Required work - Reproduce the entries word for word, and omit any picture you find in them.
>> start Working data
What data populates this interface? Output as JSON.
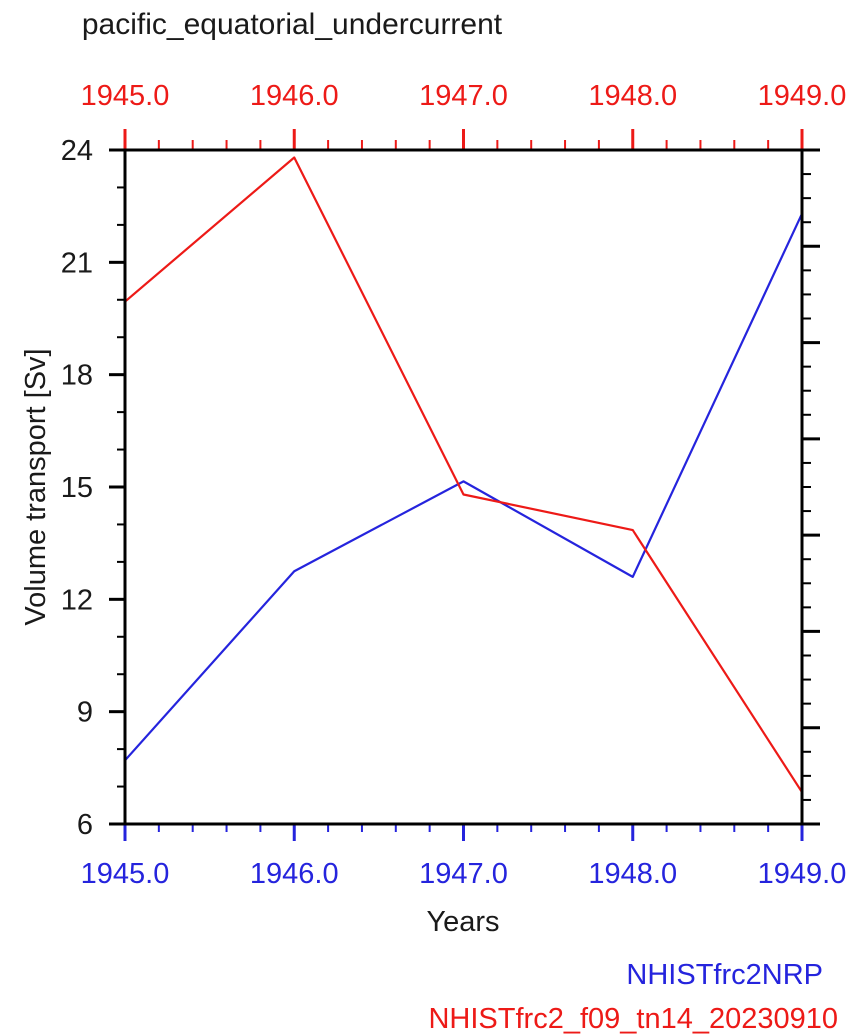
{
  "chart_data": {
    "type": "line",
    "title": "pacific_equatorial_undercurrent",
    "xlabel": "Years",
    "ylabel": "Volume transport [Sv]",
    "x": [
      1945.0,
      1946.0,
      1947.0,
      1948.0,
      1949.0
    ],
    "series": [
      {
        "name": "NHISTfrc2NRP",
        "color": "#2524dd",
        "values": [
          7.7,
          12.75,
          15.15,
          12.6,
          22.3
        ]
      },
      {
        "name": "NHISTfrc2_f09_tn14_20230910",
        "color": "#ed1a17",
        "values": [
          19.95,
          23.8,
          14.8,
          13.85,
          6.85
        ]
      }
    ],
    "xlim": [
      1945,
      1949
    ],
    "ylim": [
      6,
      24
    ],
    "x_major_step": 1,
    "x_minor_step": 0.2,
    "y_major_step": 3,
    "y_minor_step": 1,
    "y_tick_labels": [
      "6",
      "9",
      "12",
      "15",
      "18",
      "21",
      "24"
    ],
    "top_axis": {
      "color": "#ed1a17",
      "tick_labels": [
        "1945.0",
        "1946.0",
        "1947.0",
        "1948.0",
        "1949.0"
      ]
    },
    "bottom_axis": {
      "color": "#2524dd",
      "tick_labels": [
        "1945.0",
        "1946.0",
        "1947.0",
        "1948.0",
        "1949.0"
      ]
    },
    "right_axis": {
      "major_divisions": 7,
      "minor_per_major": 4
    },
    "frame_color": "#000000",
    "grid": false,
    "legend": {
      "position": "bottom-right",
      "entries": [
        {
          "label": "NHISTfrc2NRP",
          "color": "#2524dd"
        },
        {
          "label": "NHISTfrc2_f09_tn14_20230910",
          "color": "#ed1a17"
        }
      ]
    }
  }
}
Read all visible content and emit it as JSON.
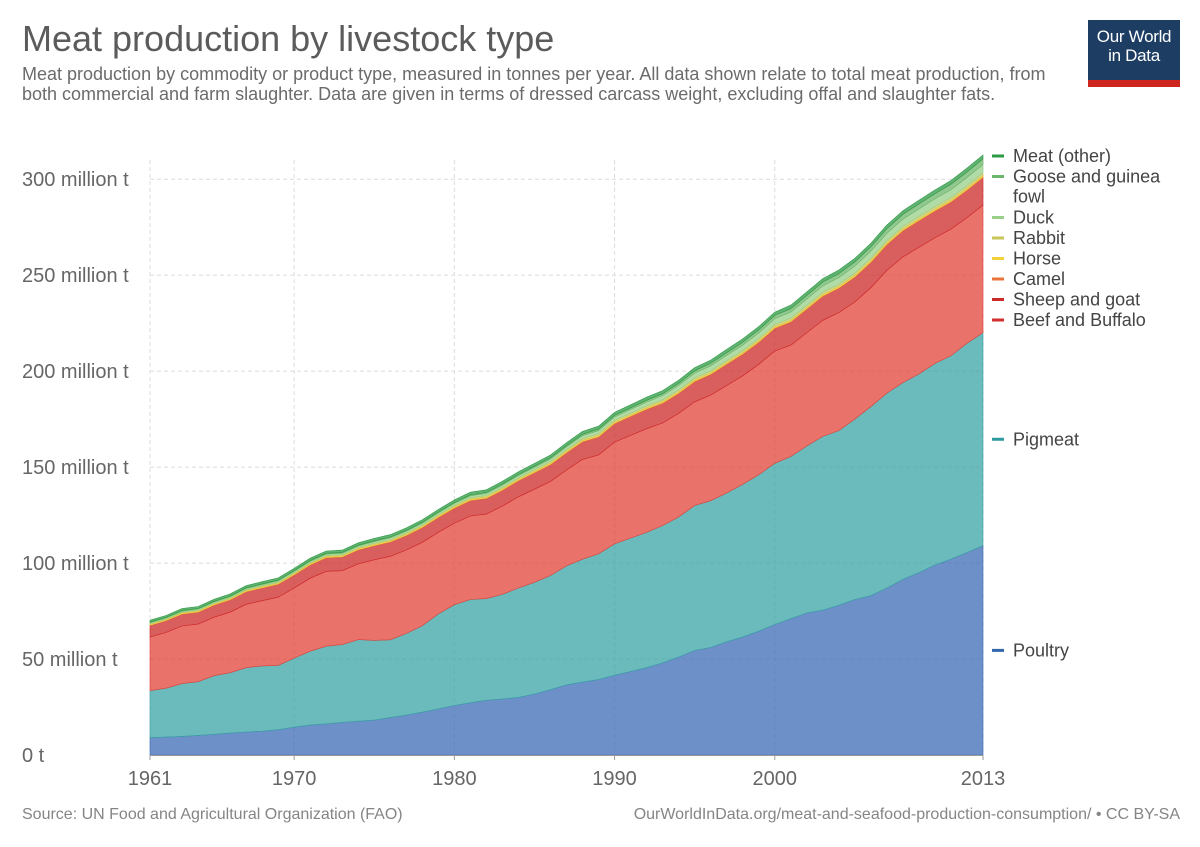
>> end Working data
Answer to this problem -
What data populates this interface? Output as JSON.
{
  "chart_data": {
    "type": "line",
    "title": "pacific_equatorial_undercurrent",
    "xlabel": "Years",
    "ylabel": "Volume transport [Sv]",
    "x": [
      1945.0,
      1946.0,
      1947.0,
      1948.0,
      1949.0
    ],
    "series": [
      {
        "name": "NHISTfrc2NRP",
        "color": "#2524dd",
        "values": [
          7.7,
          12.75,
          15.15,
          12.6,
          22.3
        ]
      },
      {
        "name": "NHISTfrc2_f09_tn14_20230910",
        "color": "#ed1a17",
        "values": [
          19.95,
          23.8,
          14.8,
          13.85,
          6.85
        ]
      }
    ],
    "xlim": [
      1945,
      1949
    ],
    "ylim": [
      6,
      24
    ],
    "x_major_step": 1,
    "x_minor_step": 0.2,
    "y_major_step": 3,
    "y_minor_step": 1,
    "y_tick_labels": [
      "6",
      "9",
      "12",
      "15",
      "18",
      "21",
      "24"
    ],
    "top_axis": {
      "color": "#ed1a17",
      "tick_labels": [
        "1945.0",
        "1946.0",
        "1947.0",
        "1948.0",
        "1949.0"
      ]
    },
    "bottom_axis": {
      "color": "#2524dd",
      "tick_labels": [
        "1945.0",
        "1946.0",
        "1947.0",
        "1948.0",
        "1949.0"
      ]
    },
    "right_axis": {
      "major_divisions": 7,
      "minor_per_major": 4
    },
    "frame_color": "#000000",
    "grid": false,
    "legend": {
      "position": "bottom-right",
      "entries": [
        {
          "label": "NHISTfrc2NRP",
          "color": "#2524dd"
        },
        {
          "label": "NHISTfrc2_f09_tn14_20230910",
          "color": "#ed1a17"
        }
      ]
    }
  }
}
Read all visible content and emit it as JSON.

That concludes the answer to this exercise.